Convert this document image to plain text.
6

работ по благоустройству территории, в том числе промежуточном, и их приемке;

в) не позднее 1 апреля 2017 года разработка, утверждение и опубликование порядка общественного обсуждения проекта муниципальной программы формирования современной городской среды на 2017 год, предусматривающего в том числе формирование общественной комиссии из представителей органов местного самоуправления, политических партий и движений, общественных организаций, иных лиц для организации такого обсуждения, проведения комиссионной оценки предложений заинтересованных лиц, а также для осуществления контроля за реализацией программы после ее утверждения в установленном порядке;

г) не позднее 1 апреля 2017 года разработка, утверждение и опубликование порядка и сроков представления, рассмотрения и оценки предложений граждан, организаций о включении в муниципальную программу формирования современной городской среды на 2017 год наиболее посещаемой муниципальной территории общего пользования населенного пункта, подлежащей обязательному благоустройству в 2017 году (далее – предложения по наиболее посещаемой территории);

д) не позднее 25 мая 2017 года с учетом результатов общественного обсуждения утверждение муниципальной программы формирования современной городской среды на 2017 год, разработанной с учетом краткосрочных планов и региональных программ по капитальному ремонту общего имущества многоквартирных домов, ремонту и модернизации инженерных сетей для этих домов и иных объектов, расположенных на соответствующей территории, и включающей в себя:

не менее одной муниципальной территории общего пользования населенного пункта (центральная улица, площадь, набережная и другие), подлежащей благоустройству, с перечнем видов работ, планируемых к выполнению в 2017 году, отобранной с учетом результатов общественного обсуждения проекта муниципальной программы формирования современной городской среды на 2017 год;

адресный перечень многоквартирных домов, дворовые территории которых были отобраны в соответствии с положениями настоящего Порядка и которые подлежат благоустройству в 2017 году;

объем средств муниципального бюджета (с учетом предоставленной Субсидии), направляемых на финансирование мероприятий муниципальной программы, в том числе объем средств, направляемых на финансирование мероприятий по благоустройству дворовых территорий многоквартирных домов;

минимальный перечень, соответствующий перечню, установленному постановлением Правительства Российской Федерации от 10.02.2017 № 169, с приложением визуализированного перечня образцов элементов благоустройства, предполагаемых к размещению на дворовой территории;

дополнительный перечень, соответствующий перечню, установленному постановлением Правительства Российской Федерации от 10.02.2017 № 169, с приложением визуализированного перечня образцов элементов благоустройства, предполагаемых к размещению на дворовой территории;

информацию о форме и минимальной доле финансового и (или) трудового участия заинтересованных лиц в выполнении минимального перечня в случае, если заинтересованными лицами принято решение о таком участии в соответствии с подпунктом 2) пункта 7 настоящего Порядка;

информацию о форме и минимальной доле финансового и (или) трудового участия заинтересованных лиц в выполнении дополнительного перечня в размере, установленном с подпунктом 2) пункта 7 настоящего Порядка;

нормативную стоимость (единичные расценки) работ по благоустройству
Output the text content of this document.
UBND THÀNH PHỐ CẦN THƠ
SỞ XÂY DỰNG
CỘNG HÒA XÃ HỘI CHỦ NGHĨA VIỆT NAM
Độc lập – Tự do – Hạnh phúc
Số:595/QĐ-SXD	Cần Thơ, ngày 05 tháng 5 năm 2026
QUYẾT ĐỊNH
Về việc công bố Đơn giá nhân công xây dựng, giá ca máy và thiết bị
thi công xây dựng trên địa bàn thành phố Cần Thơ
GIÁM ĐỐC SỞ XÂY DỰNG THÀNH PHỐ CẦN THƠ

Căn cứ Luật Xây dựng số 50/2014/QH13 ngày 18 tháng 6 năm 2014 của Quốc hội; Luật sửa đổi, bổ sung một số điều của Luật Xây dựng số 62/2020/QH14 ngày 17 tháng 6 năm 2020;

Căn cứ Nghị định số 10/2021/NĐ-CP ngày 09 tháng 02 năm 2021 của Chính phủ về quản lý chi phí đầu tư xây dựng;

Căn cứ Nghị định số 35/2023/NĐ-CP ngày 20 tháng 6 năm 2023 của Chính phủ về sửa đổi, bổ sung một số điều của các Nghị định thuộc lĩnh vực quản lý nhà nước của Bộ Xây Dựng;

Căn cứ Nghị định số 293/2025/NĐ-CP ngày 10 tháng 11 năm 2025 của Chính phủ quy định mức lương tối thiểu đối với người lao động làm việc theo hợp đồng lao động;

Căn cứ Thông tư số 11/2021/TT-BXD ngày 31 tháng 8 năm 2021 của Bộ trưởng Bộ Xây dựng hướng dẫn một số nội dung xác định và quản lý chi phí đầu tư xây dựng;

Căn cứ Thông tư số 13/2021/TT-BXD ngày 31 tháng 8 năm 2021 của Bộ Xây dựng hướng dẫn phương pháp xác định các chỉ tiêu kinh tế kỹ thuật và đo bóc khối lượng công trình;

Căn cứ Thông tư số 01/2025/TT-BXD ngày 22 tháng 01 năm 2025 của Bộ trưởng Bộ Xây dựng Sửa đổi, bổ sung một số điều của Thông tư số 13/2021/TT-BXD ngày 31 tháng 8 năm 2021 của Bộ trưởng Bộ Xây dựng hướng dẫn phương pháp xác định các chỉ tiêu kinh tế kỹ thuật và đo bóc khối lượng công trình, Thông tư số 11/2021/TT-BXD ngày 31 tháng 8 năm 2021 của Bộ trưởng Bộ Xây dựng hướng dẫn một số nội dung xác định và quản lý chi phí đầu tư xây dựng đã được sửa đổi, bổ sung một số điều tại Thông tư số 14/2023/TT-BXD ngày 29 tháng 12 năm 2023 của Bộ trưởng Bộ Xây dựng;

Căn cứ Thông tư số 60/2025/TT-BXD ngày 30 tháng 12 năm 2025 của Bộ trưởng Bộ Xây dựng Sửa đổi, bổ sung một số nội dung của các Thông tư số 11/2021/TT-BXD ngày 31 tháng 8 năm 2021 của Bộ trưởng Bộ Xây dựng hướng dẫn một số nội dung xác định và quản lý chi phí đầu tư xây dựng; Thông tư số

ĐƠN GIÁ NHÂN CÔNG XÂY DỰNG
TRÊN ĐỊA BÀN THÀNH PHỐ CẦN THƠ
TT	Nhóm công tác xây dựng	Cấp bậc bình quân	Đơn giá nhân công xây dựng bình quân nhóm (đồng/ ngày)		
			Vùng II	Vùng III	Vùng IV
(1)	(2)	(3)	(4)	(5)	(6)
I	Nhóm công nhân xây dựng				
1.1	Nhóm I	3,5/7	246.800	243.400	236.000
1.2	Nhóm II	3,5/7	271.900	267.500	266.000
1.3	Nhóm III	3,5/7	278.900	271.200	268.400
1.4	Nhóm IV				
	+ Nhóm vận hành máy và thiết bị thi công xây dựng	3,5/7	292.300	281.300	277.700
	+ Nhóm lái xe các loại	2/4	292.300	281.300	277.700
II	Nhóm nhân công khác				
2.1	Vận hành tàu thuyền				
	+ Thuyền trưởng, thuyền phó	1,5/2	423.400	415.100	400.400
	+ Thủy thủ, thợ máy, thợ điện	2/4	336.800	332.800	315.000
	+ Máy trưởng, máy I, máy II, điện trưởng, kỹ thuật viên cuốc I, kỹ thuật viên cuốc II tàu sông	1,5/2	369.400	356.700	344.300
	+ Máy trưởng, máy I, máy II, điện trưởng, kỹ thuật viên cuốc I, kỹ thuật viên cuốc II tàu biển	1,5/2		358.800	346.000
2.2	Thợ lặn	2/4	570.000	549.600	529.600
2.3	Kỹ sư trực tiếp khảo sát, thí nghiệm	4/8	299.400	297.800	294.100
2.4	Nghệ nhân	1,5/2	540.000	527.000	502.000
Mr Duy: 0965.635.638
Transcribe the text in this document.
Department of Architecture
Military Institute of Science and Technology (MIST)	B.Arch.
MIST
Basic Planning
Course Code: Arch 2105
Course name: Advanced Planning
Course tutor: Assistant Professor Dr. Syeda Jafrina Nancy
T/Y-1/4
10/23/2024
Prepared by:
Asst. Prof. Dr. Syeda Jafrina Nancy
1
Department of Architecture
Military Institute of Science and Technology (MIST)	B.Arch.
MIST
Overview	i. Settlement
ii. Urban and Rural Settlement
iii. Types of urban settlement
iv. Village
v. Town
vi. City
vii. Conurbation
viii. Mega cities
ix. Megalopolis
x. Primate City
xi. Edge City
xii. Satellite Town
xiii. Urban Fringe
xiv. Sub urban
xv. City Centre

» TASK OBJECTIVE: Copy each line from the records above that includes the string "учетом".

» RESULT FOR THIS EXERCISE:
д) не позднее 25 мая 2017 года с учетом результатов общественного обсуждения утверждение муниципальной программы формирования современной городской среды на 2017 год, разработанной с учетом краткосрочных планов и региональных программ по капитальному ремонту общего имущества многоквартирных домов, ремонту и модернизации инженерных сетей для этих домов и иных объектов, расположенных на соответствующей территории, и включающей в себя:
не менее одной муниципальной территории общего пользования населенного пункта (центральная улица, площадь, набережная и другие), подлежащей благоустройству, с перечнем видов работ, планируемых к выполнению в 2017 году, отобранной с учетом результатов общественного обсуждения проекта муниципальной программы формирования современной городской среды на 2017 год;
объем средств муниципального бюджета (с учетом предоставленной Субсидии), направляемых на финансирование мероприятий муниципальной программы, в том числе объем средств, направляемых на финансирование мероприятий по благоустройству дворовых территорий многоквартирных домов;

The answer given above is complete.